-- RECORDS FOR THIS TASK --
-- begin --

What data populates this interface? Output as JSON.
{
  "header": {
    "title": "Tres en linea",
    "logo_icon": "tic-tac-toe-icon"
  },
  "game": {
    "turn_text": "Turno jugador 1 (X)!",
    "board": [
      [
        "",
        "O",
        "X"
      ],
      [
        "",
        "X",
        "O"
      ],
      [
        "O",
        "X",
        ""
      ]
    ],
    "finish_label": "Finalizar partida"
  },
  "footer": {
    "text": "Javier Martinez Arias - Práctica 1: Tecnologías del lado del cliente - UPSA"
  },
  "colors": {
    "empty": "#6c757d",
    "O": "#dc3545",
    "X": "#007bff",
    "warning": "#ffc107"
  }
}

-- end --
-- begin --

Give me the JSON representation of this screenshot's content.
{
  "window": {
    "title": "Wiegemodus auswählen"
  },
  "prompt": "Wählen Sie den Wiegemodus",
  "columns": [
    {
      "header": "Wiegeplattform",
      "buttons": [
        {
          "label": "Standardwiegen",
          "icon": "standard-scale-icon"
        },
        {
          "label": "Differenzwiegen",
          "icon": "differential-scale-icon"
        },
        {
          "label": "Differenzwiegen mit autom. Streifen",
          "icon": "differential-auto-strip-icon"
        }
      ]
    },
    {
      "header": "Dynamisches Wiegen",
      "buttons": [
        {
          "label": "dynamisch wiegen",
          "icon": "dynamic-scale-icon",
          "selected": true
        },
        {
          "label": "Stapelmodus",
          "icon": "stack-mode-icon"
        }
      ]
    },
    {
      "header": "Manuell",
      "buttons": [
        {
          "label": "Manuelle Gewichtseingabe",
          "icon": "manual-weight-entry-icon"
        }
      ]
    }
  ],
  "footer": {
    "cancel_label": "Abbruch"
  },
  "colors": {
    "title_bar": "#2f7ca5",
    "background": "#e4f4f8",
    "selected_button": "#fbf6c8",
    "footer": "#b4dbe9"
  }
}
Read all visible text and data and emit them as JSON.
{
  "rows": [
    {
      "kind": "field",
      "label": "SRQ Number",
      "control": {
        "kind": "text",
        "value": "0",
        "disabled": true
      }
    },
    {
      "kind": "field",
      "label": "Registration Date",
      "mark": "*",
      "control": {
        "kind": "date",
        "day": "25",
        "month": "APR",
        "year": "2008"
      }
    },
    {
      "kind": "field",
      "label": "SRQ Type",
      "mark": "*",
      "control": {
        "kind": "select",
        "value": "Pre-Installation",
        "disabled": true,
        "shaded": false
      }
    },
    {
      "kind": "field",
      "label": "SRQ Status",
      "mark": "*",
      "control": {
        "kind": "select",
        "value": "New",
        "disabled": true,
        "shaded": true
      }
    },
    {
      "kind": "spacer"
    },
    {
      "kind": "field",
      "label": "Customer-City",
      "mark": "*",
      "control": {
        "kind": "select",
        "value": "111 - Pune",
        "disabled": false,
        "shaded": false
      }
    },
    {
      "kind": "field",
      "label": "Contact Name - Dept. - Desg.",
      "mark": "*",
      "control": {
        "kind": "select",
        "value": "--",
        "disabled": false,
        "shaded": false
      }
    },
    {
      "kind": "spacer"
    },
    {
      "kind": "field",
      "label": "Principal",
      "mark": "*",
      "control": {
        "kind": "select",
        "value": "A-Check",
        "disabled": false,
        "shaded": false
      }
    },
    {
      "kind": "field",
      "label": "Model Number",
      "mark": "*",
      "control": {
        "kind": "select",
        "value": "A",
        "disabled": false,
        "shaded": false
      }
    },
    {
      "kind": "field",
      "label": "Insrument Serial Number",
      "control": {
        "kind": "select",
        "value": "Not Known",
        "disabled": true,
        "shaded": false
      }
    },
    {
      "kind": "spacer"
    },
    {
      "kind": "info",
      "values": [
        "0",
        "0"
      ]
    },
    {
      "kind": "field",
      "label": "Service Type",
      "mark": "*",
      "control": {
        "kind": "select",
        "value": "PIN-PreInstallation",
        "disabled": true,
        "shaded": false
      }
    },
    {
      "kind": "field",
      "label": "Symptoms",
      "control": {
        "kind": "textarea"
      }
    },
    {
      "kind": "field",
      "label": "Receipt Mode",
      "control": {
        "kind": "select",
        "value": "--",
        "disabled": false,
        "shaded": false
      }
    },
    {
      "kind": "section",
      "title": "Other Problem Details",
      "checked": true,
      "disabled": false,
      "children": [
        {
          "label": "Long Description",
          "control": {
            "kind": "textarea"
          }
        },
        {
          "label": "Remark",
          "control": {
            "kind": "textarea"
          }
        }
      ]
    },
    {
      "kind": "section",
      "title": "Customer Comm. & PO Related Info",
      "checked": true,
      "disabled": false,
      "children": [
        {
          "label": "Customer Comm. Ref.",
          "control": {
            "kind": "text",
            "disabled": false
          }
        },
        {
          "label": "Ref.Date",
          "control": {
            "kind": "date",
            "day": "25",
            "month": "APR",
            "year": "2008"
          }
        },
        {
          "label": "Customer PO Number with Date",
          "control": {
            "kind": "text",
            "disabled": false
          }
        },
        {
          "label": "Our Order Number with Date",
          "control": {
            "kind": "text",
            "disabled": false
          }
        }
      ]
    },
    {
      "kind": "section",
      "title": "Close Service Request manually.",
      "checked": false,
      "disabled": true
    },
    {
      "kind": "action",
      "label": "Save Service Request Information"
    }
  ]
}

-- end --

-- YOUR INSTRUCTIONS --
Find the word "Wiegemodus" in the entries above and gather every line that holds it.

-- REPLY --
    "title": "Wiegemodus auswählen"
  "prompt": "Wählen Sie den Wiegemodus",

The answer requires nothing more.